'''

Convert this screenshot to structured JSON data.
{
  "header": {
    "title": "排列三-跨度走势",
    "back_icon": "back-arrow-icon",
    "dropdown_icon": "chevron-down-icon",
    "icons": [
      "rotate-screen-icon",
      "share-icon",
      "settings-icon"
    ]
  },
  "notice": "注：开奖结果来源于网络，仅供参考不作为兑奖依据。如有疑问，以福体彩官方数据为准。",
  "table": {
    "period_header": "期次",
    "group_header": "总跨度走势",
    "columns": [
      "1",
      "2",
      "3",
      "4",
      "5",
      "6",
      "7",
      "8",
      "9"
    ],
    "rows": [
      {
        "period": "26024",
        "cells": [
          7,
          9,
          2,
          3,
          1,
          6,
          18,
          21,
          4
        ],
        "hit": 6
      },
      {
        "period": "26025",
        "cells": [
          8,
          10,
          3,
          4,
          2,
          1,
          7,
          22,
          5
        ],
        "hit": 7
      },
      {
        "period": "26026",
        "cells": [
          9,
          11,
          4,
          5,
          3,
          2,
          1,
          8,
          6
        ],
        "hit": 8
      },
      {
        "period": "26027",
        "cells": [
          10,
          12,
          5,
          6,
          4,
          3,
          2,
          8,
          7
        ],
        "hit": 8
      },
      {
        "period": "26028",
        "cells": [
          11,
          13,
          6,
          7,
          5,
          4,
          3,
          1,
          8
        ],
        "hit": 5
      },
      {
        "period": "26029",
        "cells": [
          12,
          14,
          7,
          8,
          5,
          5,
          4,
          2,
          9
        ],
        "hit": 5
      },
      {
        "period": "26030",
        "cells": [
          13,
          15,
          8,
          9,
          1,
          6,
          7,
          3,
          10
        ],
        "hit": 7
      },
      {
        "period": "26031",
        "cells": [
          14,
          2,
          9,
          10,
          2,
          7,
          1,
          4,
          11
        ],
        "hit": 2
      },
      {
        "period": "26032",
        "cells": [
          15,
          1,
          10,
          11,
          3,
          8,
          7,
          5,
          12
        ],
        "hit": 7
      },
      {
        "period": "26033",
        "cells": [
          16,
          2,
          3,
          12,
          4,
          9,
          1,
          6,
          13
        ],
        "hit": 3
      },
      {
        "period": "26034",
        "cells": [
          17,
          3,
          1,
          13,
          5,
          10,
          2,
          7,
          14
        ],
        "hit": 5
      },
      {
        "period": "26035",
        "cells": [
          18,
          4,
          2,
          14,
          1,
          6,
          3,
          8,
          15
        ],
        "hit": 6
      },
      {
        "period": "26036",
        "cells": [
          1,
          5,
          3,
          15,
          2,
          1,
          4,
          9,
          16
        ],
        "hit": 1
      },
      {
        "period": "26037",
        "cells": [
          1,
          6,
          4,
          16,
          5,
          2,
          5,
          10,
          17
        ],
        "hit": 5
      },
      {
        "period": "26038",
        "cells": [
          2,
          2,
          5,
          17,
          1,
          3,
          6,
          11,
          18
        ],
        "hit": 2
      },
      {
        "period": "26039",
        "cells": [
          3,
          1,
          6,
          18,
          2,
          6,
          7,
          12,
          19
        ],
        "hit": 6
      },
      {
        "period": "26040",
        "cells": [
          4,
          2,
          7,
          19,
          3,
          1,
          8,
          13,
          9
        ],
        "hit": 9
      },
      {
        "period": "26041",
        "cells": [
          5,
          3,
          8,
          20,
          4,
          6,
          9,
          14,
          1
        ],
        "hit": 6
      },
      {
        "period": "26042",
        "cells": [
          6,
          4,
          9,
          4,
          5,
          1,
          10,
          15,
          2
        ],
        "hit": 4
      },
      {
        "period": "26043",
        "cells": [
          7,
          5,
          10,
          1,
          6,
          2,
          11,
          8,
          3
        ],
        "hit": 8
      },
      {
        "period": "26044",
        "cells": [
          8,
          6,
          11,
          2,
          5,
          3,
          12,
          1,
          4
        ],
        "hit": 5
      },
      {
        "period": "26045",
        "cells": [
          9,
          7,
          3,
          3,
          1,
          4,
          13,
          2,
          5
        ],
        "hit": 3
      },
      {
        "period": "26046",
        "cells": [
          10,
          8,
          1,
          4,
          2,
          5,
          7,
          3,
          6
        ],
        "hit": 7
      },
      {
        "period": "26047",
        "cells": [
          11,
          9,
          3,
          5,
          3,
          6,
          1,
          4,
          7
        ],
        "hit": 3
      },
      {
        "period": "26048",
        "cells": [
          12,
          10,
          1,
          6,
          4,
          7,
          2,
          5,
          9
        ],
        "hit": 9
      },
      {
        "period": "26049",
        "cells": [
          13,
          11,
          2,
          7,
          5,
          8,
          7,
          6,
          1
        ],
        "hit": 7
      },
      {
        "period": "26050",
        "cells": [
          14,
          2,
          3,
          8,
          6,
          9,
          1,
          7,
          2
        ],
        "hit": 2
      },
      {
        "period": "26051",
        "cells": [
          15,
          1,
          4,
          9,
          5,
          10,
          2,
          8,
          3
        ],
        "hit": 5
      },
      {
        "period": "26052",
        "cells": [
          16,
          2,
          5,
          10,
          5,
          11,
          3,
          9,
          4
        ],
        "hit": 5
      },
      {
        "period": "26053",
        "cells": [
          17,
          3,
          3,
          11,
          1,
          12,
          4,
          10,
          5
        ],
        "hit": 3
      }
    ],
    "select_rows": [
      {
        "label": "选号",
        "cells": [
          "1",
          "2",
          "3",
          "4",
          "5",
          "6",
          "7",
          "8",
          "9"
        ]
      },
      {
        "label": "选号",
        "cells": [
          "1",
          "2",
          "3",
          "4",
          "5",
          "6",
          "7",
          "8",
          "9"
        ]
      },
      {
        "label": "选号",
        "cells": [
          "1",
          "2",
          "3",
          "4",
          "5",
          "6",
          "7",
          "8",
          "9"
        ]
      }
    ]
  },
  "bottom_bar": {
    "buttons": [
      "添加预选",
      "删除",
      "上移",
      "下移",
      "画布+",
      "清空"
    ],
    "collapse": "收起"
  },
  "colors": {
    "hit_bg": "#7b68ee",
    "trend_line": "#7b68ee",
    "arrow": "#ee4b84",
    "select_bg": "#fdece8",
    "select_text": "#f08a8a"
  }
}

'''

Every line above should be printed again exactly as it stands.

PROBLEM SOLUTION
Convert this screenshot to structured JSON data.
{
  "header": {
    "title": "排列三-跨度走势",
    "back_icon": "back-arrow-icon",
    "dropdown_icon": "chevron-down-icon",
    "icons": [
      "rotate-screen-icon",
      "share-icon",
      "settings-icon"
    ]
  },
  "notice": "注：开奖结果来源于网络，仅供参考不作为兑奖依据。如有疑问，以福体彩官方数据为准。",
  "table": {
    "period_header": "期次",
    "group_header": "总跨度走势",
    "columns": [
      "1",
      "2",
      "3",
      "4",
      "5",
      "6",
      "7",
      "8",
      "9"
    ],
    "rows": [
      {
        "period": "26024",
        "cells": [
          7,
          9,
          2,
          3,
          1,
          6,
          18,
          21,
          4
        ],
        "hit": 6
      },
      {
        "period": "26025",
        "cells": [
          8,
          10,
          3,
          4,
          2,
          1,
          7,
          22,
          5
        ],
        "hit": 7
      },
      {
        "period": "26026",
        "cells": [
          9,
          11,
          4,
          5,
          3,
          2,
          1,
          8,
          6
        ],
        "hit": 8
      },
      {
        "period": "26027",
        "cells": [
          10,
          12,
          5,
          6,
          4,
          3,
          2,
          8,
          7
        ],
        "hit": 8
      },
      {
        "period": "26028",
        "cells": [
          11,
          13,
          6,
          7,
          5,
          4,
          3,
          1,
          8
        ],
        "hit": 5
      },
      {
        "period": "26029",
        "cells": [
          12,
          14,
          7,
          8,
          5,
          5,
          4,
          2,
          9
        ],
        "hit": 5
      },
      {
        "period": "26030",
        "cells": [
          13,
          15,
          8,
          9,
          1,
          6,
          7,
          3,
          10
        ],
        "hit": 7
      },
      {
        "period": "26031",
        "cells": [
          14,
          2,
          9,
          10,
          2,
          7,
          1,
          4,
          11
        ],
        "hit": 2
      },
      {
        "period": "26032",
        "cells": [
          15,
          1,
          10,
          11,
          3,
          8,
          7,
          5,
          12
        ],
        "hit": 7
      },
      {
        "period": "26033",
        "cells": [
          16,
          2,
          3,
          12,
          4,
          9,
          1,
          6,
          13
        ],
        "hit": 3
      },
      {
        "period": "26034",
        "cells": [
          17,
          3,
          1,
          13,
          5,
          10,
          2,
          7,
          14
        ],
        "hit": 5
      },
      {
        "period": "26035",
        "cells": [
          18,
          4,
          2,
          14,
          1,
          6,
          3,
          8,
          15
        ],
        "hit": 6
      },
      {
        "period": "26036",
        "cells": [
          1,
          5,
          3,
          15,
          2,
          1,
          4,
          9,
          16
        ],
        "hit": 1
      },
      {
        "period": "26037",
        "cells": [
          1,
          6,
          4,
          16,
          5,
          2,
          5,
          10,
          17
        ],
        "hit": 5
      },
      {
        "period": "26038",
        "cells": [
          2,
          2,
          5,
          17,
          1,
          3,
          6,
          11,
          18
        ],
        "hit": 2
      },
      {
        "period": "26039",
        "cells": [
          3,
          1,
          6,
          18,
          2,
          6,
          7,
          12,
          19
        ],
        "hit": 6
      },
      {
        "period": "26040",
        "cells": [
          4,
          2,
          7,
          19,
          3,
          1,
          8,
          13,
          9
        ],
        "hit": 9
      },
      {
        "period": "26041",
        "cells": [
          5,
          3,
          8,
          20,
          4,
          6,
          9,
          14,
          1
        ],
        "hit": 6
      },
      {
        "period": "26042",
        "cells": [
          6,
          4,
          9,
          4,
          5,
          1,
          10,
          15,
          2
        ],
        "hit": 4
      },
      {
        "period": "26043",
        "cells": [
          7,
          5,
          10,
          1,
          6,
          2,
          11,
          8,
          3
        ],
        "hit": 8
      },
      {
        "period": "26044",
        "cells": [
          8,
          6,
          11,
          2,
          5,
          3,
          12,
          1,
          4
        ],
        "hit": 5
      },
      {
        "period": "26045",
        "cells": [
          9,
          7,
          3,
          3,
          1,
          4,
          13,
          2,
          5
        ],
        "hit": 3
      },
      {
        "period": "26046",
        "cells": [
          10,
          8,
          1,
          4,
          2,
          5,
          7,
          3,
          6
        ],
        "hit": 7
      },
      {
        "period": "26047",
        "cells": [
          11,
          9,
          3,
          5,
          3,
          6,
          1,
          4,
          7
        ],
        "hit": 3
      },
      {
        "period": "26048",
        "cells": [
          12,
          10,
          1,
          6,
          4,
          7,
          2,
          5,
          9
        ],
        "hit": 9
      },
      {
        "period": "26049",
        "cells": [
          13,
          11,
          2,
          7,
          5,
          8,
          7,
          6,
          1
        ],
        "hit": 7
      },
      {
        "period": "26050",
        "cells": [
          14,
          2,
          3,
          8,
          6,
          9,
          1,
          7,
          2
        ],
        "hit": 2
      },
      {
        "period": "26051",
        "cells": [
          15,
          1,
          4,
          9,
          5,
          10,
          2,
          8,
          3
        ],
        "hit": 5
      },
      {
        "period": "26052",
        "cells": [
          16,
          2,
          5,
          10,
          5,
          11,
          3,
          9,
          4
        ],
        "hit": 5
      },
      {
        "period": "26053",
        "cells": [
          17,
          3,
          3,
          11,
          1,
          12,
          4,
          10,
          5
        ],
        "hit": 3
      }
    ],
    "select_rows": [
      {
        "label": "选号",
        "cells": [
          "1",
          "2",
          "3",
          "4",
          "5",
          "6",
          "7",
          "8",
          "9"
        ]
      },
      {
        "label": "选号",
        "cells": [
          "1",
          "2",
          "3",
          "4",
          "5",
          "6",
          "7",
          "8",
          "9"
        ]
      },
      {
        "label": "选号",
        "cells": [
          "1",
          "2",
          "3",
          "4",
          "5",
          "6",
          "7",
          "8",
          "9"
        ]
      }
    ]
  },
  "bottom_bar": {
    "buttons": [
      "添加预选",
      "删除",
      "上移",
      "下移",
      "画布+",
      "清空"
    ],
    "collapse": "收起"
  },
  "colors": {
    "hit_bg": "#7b68ee",
    "trend_line": "#7b68ee",
    "arrow": "#ee4b84",
    "select_bg": "#fdece8",
    "select_text": "#f08a8a"
  }
}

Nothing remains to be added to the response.